### DATA FOR THE TASK
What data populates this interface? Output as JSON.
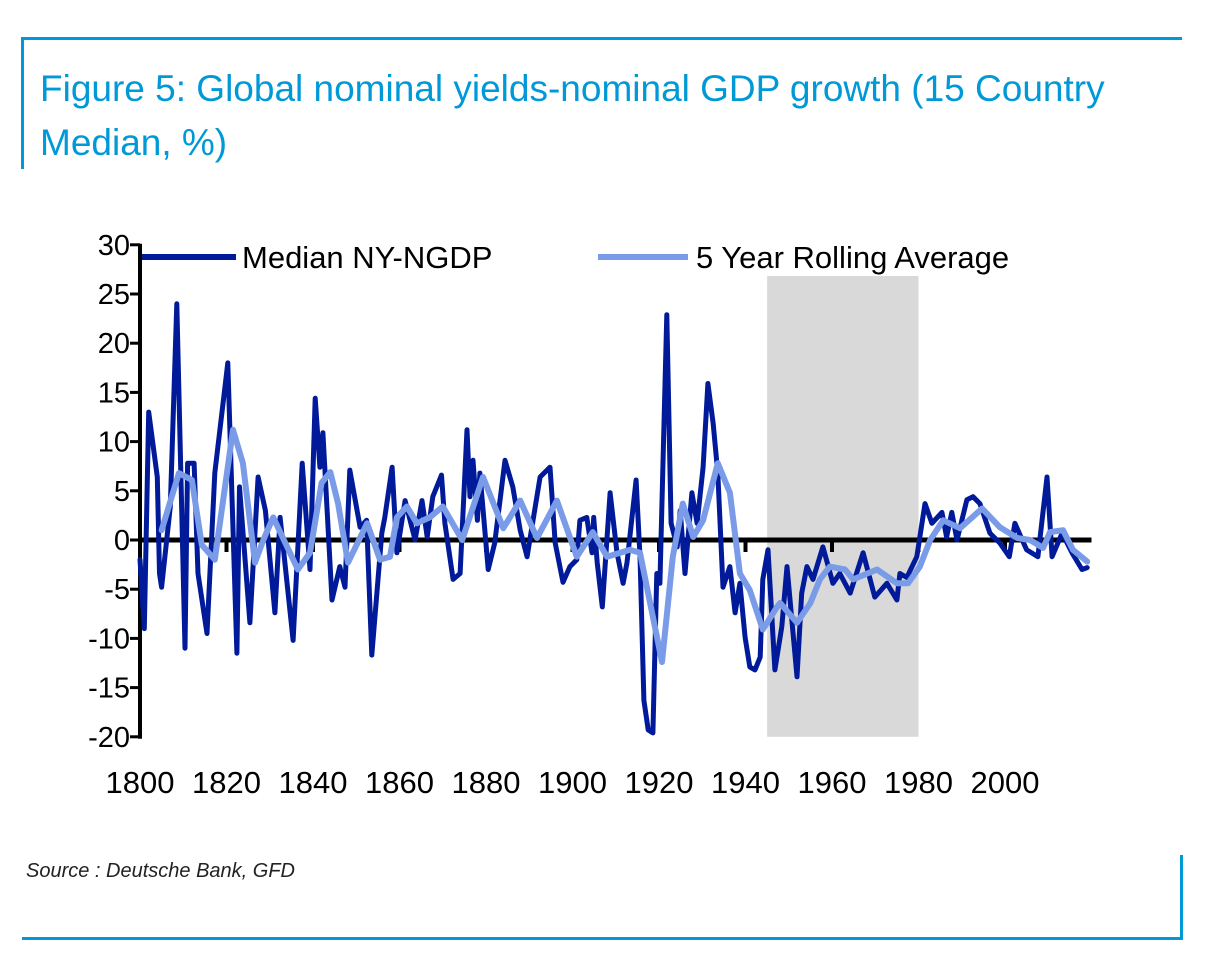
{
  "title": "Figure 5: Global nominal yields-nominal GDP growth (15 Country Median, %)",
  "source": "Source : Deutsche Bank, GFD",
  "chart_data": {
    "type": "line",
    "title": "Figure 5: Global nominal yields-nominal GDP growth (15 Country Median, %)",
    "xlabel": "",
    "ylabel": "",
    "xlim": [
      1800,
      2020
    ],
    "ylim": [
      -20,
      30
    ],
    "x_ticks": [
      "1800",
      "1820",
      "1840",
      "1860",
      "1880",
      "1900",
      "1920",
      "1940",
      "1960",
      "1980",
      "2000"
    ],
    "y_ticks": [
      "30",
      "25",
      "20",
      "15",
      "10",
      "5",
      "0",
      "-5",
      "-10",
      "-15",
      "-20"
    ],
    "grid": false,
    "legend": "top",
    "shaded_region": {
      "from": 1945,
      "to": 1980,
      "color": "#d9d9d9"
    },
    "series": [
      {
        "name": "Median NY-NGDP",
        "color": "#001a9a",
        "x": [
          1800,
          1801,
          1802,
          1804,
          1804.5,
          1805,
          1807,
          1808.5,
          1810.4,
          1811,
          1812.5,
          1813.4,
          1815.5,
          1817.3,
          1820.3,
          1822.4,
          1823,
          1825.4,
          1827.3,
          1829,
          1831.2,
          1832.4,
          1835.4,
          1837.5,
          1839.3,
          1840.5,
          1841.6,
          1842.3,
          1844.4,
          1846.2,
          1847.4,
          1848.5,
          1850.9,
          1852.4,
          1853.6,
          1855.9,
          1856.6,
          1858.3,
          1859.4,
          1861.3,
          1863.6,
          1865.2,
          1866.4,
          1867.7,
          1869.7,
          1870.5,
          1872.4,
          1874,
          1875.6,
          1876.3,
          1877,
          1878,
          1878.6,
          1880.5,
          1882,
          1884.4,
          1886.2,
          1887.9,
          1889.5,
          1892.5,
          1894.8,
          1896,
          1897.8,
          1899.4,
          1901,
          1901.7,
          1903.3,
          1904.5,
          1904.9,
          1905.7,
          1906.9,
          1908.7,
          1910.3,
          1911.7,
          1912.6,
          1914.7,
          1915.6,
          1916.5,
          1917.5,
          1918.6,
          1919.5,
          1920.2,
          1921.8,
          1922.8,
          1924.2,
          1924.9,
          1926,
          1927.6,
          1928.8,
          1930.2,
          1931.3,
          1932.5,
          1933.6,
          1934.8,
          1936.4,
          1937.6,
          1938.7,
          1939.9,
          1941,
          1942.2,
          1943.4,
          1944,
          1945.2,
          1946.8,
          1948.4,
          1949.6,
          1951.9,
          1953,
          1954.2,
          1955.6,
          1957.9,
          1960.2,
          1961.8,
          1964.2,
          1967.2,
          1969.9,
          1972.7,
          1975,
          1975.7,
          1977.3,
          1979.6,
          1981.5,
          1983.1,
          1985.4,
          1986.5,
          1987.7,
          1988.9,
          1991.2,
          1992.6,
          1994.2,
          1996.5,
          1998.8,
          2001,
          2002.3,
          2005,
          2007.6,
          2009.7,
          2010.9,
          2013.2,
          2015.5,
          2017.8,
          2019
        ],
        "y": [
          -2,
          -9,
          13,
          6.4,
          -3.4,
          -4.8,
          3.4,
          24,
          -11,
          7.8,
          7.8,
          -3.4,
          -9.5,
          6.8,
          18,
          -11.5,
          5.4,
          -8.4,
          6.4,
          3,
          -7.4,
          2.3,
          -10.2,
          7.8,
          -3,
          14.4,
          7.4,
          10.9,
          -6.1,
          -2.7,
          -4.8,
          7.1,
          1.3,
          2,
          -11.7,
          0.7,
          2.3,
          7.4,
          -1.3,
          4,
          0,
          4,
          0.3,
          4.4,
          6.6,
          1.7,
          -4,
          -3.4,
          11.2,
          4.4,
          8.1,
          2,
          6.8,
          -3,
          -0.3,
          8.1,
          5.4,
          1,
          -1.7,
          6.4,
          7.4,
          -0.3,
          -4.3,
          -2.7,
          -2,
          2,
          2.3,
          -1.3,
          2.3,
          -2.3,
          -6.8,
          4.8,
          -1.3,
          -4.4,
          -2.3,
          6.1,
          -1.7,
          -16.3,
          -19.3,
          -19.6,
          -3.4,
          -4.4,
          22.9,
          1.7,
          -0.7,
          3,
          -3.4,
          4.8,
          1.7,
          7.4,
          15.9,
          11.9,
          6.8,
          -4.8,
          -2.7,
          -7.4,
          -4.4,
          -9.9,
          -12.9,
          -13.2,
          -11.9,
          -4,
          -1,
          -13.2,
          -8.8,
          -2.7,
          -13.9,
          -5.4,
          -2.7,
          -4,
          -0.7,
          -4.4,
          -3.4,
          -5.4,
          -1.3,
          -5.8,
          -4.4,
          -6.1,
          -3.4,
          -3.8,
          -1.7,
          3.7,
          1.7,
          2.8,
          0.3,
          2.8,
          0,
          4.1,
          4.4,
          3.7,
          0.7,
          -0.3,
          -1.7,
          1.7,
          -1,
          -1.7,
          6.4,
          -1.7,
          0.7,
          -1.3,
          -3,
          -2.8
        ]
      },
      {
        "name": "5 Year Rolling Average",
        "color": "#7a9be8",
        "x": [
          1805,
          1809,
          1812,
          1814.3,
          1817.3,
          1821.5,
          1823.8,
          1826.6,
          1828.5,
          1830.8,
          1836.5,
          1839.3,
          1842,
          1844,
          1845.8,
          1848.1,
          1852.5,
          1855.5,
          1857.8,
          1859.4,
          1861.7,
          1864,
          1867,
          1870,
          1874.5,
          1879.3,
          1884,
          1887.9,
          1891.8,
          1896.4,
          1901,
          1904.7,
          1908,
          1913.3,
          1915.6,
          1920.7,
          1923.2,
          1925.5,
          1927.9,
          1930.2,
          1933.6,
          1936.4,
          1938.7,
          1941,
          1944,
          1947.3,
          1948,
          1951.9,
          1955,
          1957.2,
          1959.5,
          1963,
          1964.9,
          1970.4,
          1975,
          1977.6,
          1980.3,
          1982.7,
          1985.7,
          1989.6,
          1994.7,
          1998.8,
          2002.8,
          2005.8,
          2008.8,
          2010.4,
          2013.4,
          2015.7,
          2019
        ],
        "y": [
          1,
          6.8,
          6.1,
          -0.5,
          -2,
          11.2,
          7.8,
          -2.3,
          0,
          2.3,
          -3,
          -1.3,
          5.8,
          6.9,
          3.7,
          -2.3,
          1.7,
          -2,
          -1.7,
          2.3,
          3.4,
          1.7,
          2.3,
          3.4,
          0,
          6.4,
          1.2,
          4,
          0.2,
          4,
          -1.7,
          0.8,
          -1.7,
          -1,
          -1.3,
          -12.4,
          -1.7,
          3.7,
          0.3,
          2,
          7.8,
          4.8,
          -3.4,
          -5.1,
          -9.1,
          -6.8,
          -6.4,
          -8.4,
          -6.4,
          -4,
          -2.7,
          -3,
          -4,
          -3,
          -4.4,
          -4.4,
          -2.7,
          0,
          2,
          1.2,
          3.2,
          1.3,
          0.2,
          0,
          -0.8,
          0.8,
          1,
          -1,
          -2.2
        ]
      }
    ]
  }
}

### WORK TO DO
Do not include the images; transcribe the rest of the listing exactly.

### RESULT OF THIS TASK
What data populates this interface? Output as JSON.
{
  "title": "Figure 5: Global nominal yields-nominal GDP growth (15 Country Median, %)",
  "source": "Source : Deutsche Bank, GFD",
  "chart_data": {
    "type": "line",
    "title": "Figure 5: Global nominal yields-nominal GDP growth (15 Country Median, %)",
    "xlabel": "",
    "ylabel": "",
    "xlim": [
      1800,
      2020
    ],
    "ylim": [
      -20,
      30
    ],
    "x_ticks": [
      "1800",
      "1820",
      "1840",
      "1860",
      "1880",
      "1900",
      "1920",
      "1940",
      "1960",
      "1980",
      "2000"
    ],
    "y_ticks": [
      "30",
      "25",
      "20",
      "15",
      "10",
      "5",
      "0",
      "-5",
      "-10",
      "-15",
      "-20"
    ],
    "grid": false,
    "legend": "top",
    "shaded_region": {
      "from": 1945,
      "to": 1980,
      "color": "#d9d9d9"
    },
    "series": [
      {
        "name": "Median NY-NGDP",
        "color": "#001a9a",
        "x": [
          1800,
          1801,
          1802,
          1804,
          1804.5,
          1805,
          1807,
          1808.5,
          1810.4,
          1811,
          1812.5,
          1813.4,
          1815.5,
          1817.3,
          1820.3,
          1822.4,
          1823,
          1825.4,
          1827.3,
          1829,
          1831.2,
          1832.4,
          1835.4,
          1837.5,
          1839.3,
          1840.5,
          1841.6,
          1842.3,
          1844.4,
          1846.2,
          1847.4,
          1848.5,
          1850.9,
          1852.4,
          1853.6,
          1855.9,
          1856.6,
          1858.3,
          1859.4,
          1861.3,
          1863.6,
          1865.2,
          1866.4,
          1867.7,
          1869.7,
          1870.5,
          1872.4,
          1874,
          1875.6,
          1876.3,
          1877,
          1878,
          1878.6,
          1880.5,
          1882,
          1884.4,
          1886.2,
          1887.9,
          1889.5,
          1892.5,
          1894.8,
          1896,
          1897.8,
          1899.4,
          1901,
          1901.7,
          1903.3,
          1904.5,
          1904.9,
          1905.7,
          1906.9,
          1908.7,
          1910.3,
          1911.7,
          1912.6,
          1914.7,
          1915.6,
          1916.5,
          1917.5,
          1918.6,
          1919.5,
          1920.2,
          1921.8,
          1922.8,
          1924.2,
          1924.9,
          1926,
          1927.6,
          1928.8,
          1930.2,
          1931.3,
          1932.5,
          1933.6,
          1934.8,
          1936.4,
          1937.6,
          1938.7,
          1939.9,
          1941,
          1942.2,
          1943.4,
          1944,
          1945.2,
          1946.8,
          1948.4,
          1949.6,
          1951.9,
          1953,
          1954.2,
          1955.6,
          1957.9,
          1960.2,
          1961.8,
          1964.2,
          1967.2,
          1969.9,
          1972.7,
          1975,
          1975.7,
          1977.3,
          1979.6,
          1981.5,
          1983.1,
          1985.4,
          1986.5,
          1987.7,
          1988.9,
          1991.2,
          1992.6,
          1994.2,
          1996.5,
          1998.8,
          2001,
          2002.3,
          2005,
          2007.6,
          2009.7,
          2010.9,
          2013.2,
          2015.5,
          2017.8,
          2019
        ],
        "y": [
          -2,
          -9,
          13,
          6.4,
          -3.4,
          -4.8,
          3.4,
          24,
          -11,
          7.8,
          7.8,
          -3.4,
          -9.5,
          6.8,
          18,
          -11.5,
          5.4,
          -8.4,
          6.4,
          3,
          -7.4,
          2.3,
          -10.2,
          7.8,
          -3,
          14.4,
          7.4,
          10.9,
          -6.1,
          -2.7,
          -4.8,
          7.1,
          1.3,
          2,
          -11.7,
          0.7,
          2.3,
          7.4,
          -1.3,
          4,
          0,
          4,
          0.3,
          4.4,
          6.6,
          1.7,
          -4,
          -3.4,
          11.2,
          4.4,
          8.1,
          2,
          6.8,
          -3,
          -0.3,
          8.1,
          5.4,
          1,
          -1.7,
          6.4,
          7.4,
          -0.3,
          -4.3,
          -2.7,
          -2,
          2,
          2.3,
          -1.3,
          2.3,
          -2.3,
          -6.8,
          4.8,
          -1.3,
          -4.4,
          -2.3,
          6.1,
          -1.7,
          -16.3,
          -19.3,
          -19.6,
          -3.4,
          -4.4,
          22.9,
          1.7,
          -0.7,
          3,
          -3.4,
          4.8,
          1.7,
          7.4,
          15.9,
          11.9,
          6.8,
          -4.8,
          -2.7,
          -7.4,
          -4.4,
          -9.9,
          -12.9,
          -13.2,
          -11.9,
          -4,
          -1,
          -13.2,
          -8.8,
          -2.7,
          -13.9,
          -5.4,
          -2.7,
          -4,
          -0.7,
          -4.4,
          -3.4,
          -5.4,
          -1.3,
          -5.8,
          -4.4,
          -6.1,
          -3.4,
          -3.8,
          -1.7,
          3.7,
          1.7,
          2.8,
          0.3,
          2.8,
          0,
          4.1,
          4.4,
          3.7,
          0.7,
          -0.3,
          -1.7,
          1.7,
          -1,
          -1.7,
          6.4,
          -1.7,
          0.7,
          -1.3,
          -3,
          -2.8
        ]
      },
      {
        "name": "5 Year Rolling Average",
        "color": "#7a9be8",
        "x": [
          1805,
          1809,
          1812,
          1814.3,
          1817.3,
          1821.5,
          1823.8,
          1826.6,
          1828.5,
          1830.8,
          1836.5,
          1839.3,
          1842,
          1844,
          1845.8,
          1848.1,
          1852.5,
          1855.5,
          1857.8,
          1859.4,
          1861.7,
          1864,
          1867,
          1870,
          1874.5,
          1879.3,
          1884,
          1887.9,
          1891.8,
          1896.4,
          1901,
          1904.7,
          1908,
          1913.3,
          1915.6,
          1920.7,
          1923.2,
          1925.5,
          1927.9,
          1930.2,
          1933.6,
          1936.4,
          1938.7,
          1941,
          1944,
          1947.3,
          1948,
          1951.9,
          1955,
          1957.2,
          1959.5,
          1963,
          1964.9,
          1970.4,
          1975,
          1977.6,
          1980.3,
          1982.7,
          1985.7,
          1989.6,
          1994.7,
          1998.8,
          2002.8,
          2005.8,
          2008.8,
          2010.4,
          2013.4,
          2015.7,
          2019
        ],
        "y": [
          1,
          6.8,
          6.1,
          -0.5,
          -2,
          11.2,
          7.8,
          -2.3,
          0,
          2.3,
          -3,
          -1.3,
          5.8,
          6.9,
          3.7,
          -2.3,
          1.7,
          -2,
          -1.7,
          2.3,
          3.4,
          1.7,
          2.3,
          3.4,
          0,
          6.4,
          1.2,
          4,
          0.2,
          4,
          -1.7,
          0.8,
          -1.7,
          -1,
          -1.3,
          -12.4,
          -1.7,
          3.7,
          0.3,
          2,
          7.8,
          4.8,
          -3.4,
          -5.1,
          -9.1,
          -6.8,
          -6.4,
          -8.4,
          -6.4,
          -4,
          -2.7,
          -3,
          -4,
          -3,
          -4.4,
          -4.4,
          -2.7,
          0,
          2,
          1.2,
          3.2,
          1.3,
          0.2,
          0,
          -0.8,
          0.8,
          1,
          -1,
          -2.2
        ]
      }
    ]
  }
}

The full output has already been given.